Copy nothing but the lines running from the one containing "OCR this image." through the end of the listing below. Drop the pictures.

→ **Stored data**

*-*-*

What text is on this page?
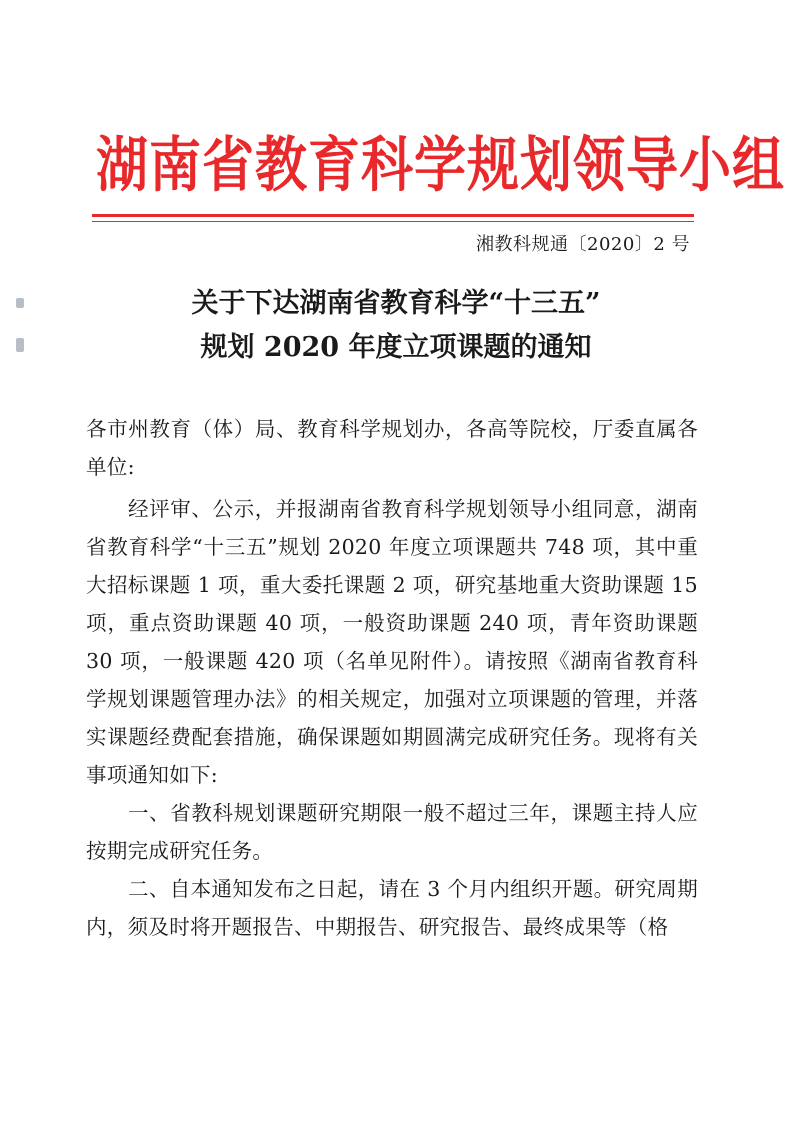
湖南省教育科学规划领导小组
湘教科规通〔2020〕2 号
关于下达湖南省教育科学“十三五”
规划 2020 年度立项课题的通知

各市州教育（体）局、教育科学规划办，各高等院校，厅委直属各单位:

经评审、公示，并报湖南省教育科学规划领导小组同意，湖南省教育科学“十三五”规划 2020 年度立项课题共 748 项，其中重大招标课题 1 项，重大委托课题 2 项，研究基地重大资助课题 15 项，重点资助课题 40 项，一般资助课题 240 项，青年资助课题 30 项，一般课题 420 项（名单见附件）。请按照《湖南省教育科学规划课题管理办法》的相关规定，加强对立项课题的管理，并落实课题经费配套措施，确保课题如期圆满完成研究任务。现将有关事项通知如下:

一、省教科规划课题研究期限一般不超过三年，课题主持人应按期完成研究任务。

二、自本通知发布之日起，请在 3 个月内组织开题。研究周期内，须及时将开题报告、中期报告、研究报告、最终成果等（格
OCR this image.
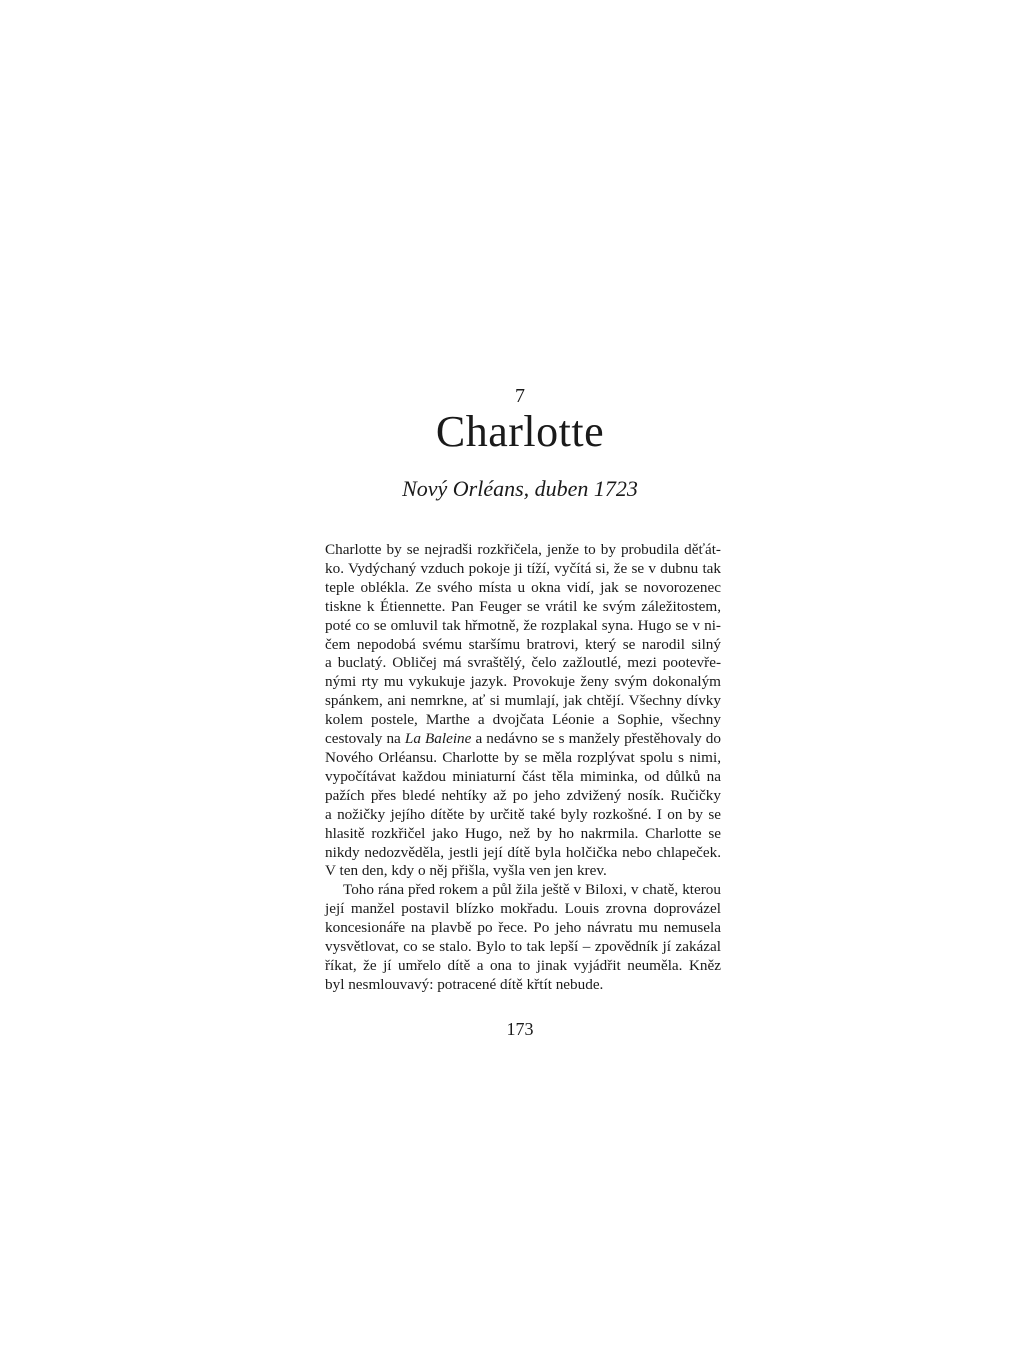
7
Charlotte
Nový Orléans, duben 1723
Charlotte by se nejradši rozkřičela, jenže to by probudila děťát-
ko. Vydýchaný vzduch pokoje ji tíží, vyčítá si, že se v dubnu tak
teple oblékla. Ze svého místa u okna vidí, jak se novorozenec
tiskne k Étiennette. Pan Feuger se vrátil ke svým záležitostem,
poté co se omluvil tak hřmotně, že rozplakal syna. Hugo se v ni-
čem nepodobá svému staršímu bratrovi, který se narodil silný
a buclatý. Obličej má svraštělý, čelo zažloutlé, mezi pootevře-
nými rty mu vykukuje jazyk. Provokuje ženy svým dokonalým
spánkem, ani nemrkne, ať si mumlají, jak chtějí. Všechny dívky
kolem postele, Marthe a dvojčata Léonie a Sophie, všechny
cestovaly na La Baleine a nedávno se s manžely přestěhovaly do
Nového Orléansu. Charlotte by se měla rozplývat spolu s nimi,
vypočítávat každou miniaturní část těla miminka, od důlků na
pažích přes bledé nehtíky až po jeho zdvižený nosík. Ručičky
a nožičky jejího dítěte by určitě také byly rozkošné. I on by se
hlasitě rozkřičel jako Hugo, než by ho nakrmila. Charlotte se
nikdy nedozvěděla, jestli její dítě byla holčička nebo chlapeček.
V ten den, kdy o něj přišla, vyšla ven jen krev.
Toho rána před rokem a půl žila ještě v Biloxi, v chatě, kterou
její manžel postavil blízko mokřadu. Louis zrovna doprovázel
koncesionáře na plavbě po řece. Po jeho návratu mu nemusela
vysvětlovat, co se stalo. Bylo to tak lepší – zpovědník jí zakázal
říkat, že jí umřelo dítě a ona to jinak vyjádřit neuměla. Kněz
byl nesmlouvavý: potracené dítě křtít nebude.
173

*-*-*

→ **Result of this task**
OCR this image.
7
Charlotte
Nový Orléans, duben 1723
Charlotte by se nejradši rozkřičela, jenže to by probudila děťát-
ko. Vydýchaný vzduch pokoje ji tíží, vyčítá si, že se v dubnu tak
teple oblékla. Ze svého místa u okna vidí, jak se novorozenec
tiskne k Étiennette. Pan Feuger se vrátil ke svým záležitostem,
poté co se omluvil tak hřmotně, že rozplakal syna. Hugo se v ni-
čem nepodobá svému staršímu bratrovi, který se narodil silný
a buclatý. Obličej má svraštělý, čelo zažloutlé, mezi pootevře-
nými rty mu vykukuje jazyk. Provokuje ženy svým dokonalým
spánkem, ani nemrkne, ať si mumlají, jak chtějí. Všechny dívky
kolem postele, Marthe a dvojčata Léonie a Sophie, všechny
cestovaly na La Baleine a nedávno se s manžely přestěhovaly do
Nového Orléansu. Charlotte by se měla rozplývat spolu s nimi,
vypočítávat každou miniaturní část těla miminka, od důlků na
pažích přes bledé nehtíky až po jeho zdvižený nosík. Ručičky
a nožičky jejího dítěte by určitě také byly rozkošné. I on by se
hlasitě rozkřičel jako Hugo, než by ho nakrmila. Charlotte se
nikdy nedozvěděla, jestli její dítě byla holčička nebo chlapeček.
V ten den, kdy o něj přišla, vyšla ven jen krev.
Toho rána před rokem a půl žila ještě v Biloxi, v chatě, kterou
její manžel postavil blízko mokřadu. Louis zrovna doprovázel
koncesionáře na plavbě po řece. Po jeho návratu mu nemusela
vysvětlovat, co se stalo. Bylo to tak lepší – zpovědník jí zakázal
říkat, že jí umřelo dítě a ona to jinak vyjádřit neuměla. Kněz
byl nesmlouvavý: potracené dítě křtít nebude.
173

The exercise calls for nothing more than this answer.